**Written task**: Below are the records; locate each line with the word "this" and copy it.

**Data rows**:
::::::

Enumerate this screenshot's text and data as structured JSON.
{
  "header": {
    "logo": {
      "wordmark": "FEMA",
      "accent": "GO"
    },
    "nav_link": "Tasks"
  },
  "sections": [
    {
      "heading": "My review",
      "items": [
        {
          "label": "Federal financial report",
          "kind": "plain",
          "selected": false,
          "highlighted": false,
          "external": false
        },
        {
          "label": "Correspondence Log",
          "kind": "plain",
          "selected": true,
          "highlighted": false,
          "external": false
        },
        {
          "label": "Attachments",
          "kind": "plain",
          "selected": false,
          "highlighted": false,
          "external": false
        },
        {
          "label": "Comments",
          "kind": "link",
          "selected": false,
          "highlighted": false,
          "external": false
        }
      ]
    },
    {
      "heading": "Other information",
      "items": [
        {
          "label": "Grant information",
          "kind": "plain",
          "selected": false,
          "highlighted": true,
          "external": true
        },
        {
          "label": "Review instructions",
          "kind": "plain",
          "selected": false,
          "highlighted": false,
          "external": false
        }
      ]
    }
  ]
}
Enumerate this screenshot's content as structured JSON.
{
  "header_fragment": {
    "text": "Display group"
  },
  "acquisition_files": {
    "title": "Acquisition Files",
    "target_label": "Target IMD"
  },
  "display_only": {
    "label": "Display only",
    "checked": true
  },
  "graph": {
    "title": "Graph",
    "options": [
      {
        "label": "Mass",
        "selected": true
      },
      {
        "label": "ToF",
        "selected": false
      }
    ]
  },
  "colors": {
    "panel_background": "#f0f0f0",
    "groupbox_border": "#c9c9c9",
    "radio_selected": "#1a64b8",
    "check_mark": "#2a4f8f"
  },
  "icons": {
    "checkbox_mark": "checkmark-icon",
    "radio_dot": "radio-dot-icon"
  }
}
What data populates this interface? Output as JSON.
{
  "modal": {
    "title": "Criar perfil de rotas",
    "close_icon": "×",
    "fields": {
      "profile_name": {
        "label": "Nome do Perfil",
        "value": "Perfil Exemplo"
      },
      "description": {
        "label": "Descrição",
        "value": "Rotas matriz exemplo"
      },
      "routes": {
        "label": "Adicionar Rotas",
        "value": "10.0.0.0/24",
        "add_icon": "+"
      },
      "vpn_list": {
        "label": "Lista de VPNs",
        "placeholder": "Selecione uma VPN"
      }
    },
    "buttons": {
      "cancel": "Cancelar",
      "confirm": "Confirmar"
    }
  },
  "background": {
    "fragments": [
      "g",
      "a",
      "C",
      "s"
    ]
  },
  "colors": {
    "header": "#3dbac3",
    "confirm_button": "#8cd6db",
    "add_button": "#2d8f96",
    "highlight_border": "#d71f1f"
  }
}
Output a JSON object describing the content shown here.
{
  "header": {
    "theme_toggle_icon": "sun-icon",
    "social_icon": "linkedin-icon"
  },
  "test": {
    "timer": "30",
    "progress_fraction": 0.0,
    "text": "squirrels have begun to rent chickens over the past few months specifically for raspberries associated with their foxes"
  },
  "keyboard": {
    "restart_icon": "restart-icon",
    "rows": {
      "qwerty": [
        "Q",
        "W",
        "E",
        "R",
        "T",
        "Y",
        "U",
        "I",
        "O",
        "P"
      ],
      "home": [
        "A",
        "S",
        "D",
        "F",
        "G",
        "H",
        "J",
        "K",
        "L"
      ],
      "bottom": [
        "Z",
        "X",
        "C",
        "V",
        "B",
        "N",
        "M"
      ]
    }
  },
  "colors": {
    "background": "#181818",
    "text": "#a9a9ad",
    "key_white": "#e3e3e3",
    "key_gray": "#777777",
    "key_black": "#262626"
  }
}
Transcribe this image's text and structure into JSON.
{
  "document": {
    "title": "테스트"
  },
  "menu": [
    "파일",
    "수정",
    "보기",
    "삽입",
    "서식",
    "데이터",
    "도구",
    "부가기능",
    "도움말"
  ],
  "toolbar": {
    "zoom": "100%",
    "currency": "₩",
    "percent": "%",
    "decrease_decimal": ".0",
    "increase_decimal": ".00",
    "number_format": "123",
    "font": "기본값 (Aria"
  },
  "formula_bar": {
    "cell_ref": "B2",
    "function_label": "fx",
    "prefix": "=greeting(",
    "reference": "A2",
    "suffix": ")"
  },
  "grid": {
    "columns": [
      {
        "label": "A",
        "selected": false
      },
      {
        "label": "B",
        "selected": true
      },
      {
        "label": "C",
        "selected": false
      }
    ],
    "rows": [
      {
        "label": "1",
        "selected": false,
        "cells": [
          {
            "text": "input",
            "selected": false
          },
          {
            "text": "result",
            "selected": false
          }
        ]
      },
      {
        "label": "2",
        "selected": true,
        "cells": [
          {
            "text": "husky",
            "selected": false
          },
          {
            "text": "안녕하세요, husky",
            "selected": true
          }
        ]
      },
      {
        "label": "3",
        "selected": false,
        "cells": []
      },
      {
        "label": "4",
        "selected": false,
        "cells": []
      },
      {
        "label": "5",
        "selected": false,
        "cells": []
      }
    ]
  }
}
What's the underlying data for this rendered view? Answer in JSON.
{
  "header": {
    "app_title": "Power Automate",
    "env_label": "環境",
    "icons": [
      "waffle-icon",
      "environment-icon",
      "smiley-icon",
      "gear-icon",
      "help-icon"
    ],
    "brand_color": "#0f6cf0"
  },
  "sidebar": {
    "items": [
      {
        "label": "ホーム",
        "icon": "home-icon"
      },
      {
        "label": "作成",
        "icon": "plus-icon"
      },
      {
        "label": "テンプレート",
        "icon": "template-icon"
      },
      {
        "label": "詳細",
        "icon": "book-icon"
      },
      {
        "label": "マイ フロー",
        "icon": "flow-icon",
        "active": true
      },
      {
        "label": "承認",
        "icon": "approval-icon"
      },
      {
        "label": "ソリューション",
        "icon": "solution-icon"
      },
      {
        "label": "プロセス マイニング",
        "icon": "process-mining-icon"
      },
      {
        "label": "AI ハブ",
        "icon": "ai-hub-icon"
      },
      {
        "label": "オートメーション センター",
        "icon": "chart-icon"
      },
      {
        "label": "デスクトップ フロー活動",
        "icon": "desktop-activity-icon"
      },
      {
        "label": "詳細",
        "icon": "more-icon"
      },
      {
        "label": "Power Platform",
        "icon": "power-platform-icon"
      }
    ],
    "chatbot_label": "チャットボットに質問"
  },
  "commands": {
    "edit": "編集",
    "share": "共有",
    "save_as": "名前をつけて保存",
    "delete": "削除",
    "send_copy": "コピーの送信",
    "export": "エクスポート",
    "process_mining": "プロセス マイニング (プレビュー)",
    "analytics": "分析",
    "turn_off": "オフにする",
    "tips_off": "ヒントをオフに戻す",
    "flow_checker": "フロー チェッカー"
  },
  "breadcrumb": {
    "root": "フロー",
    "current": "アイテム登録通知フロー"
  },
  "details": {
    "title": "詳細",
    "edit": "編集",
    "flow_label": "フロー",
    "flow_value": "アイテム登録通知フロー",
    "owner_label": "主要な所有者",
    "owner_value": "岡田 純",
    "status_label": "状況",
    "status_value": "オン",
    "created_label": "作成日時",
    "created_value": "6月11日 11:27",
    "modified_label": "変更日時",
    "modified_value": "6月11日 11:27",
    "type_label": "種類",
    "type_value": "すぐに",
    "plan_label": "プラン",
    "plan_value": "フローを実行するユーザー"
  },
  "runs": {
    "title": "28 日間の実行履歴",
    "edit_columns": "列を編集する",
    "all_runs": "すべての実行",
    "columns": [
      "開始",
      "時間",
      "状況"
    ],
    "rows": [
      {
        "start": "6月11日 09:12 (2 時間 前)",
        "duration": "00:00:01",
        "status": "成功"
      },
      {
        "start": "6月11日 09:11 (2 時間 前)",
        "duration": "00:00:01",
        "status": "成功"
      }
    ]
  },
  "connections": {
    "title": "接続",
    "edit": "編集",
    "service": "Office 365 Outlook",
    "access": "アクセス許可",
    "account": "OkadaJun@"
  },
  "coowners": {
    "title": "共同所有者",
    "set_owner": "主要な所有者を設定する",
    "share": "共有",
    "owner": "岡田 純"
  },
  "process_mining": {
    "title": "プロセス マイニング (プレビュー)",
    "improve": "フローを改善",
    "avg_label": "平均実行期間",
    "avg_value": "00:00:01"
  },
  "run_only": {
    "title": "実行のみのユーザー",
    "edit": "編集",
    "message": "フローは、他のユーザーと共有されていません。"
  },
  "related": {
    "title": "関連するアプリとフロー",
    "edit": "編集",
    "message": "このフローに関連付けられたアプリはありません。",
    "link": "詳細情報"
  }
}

::::::

**Exercise response**:
Enumerate this screenshot's text and data as structured JSON.
Enumerate this screenshot's content as structured JSON.
What data populates this interface? Output as JSON.
Transcribe this image's text and structure into JSON.
What's the underlying data for this rendered view? Answer in JSON.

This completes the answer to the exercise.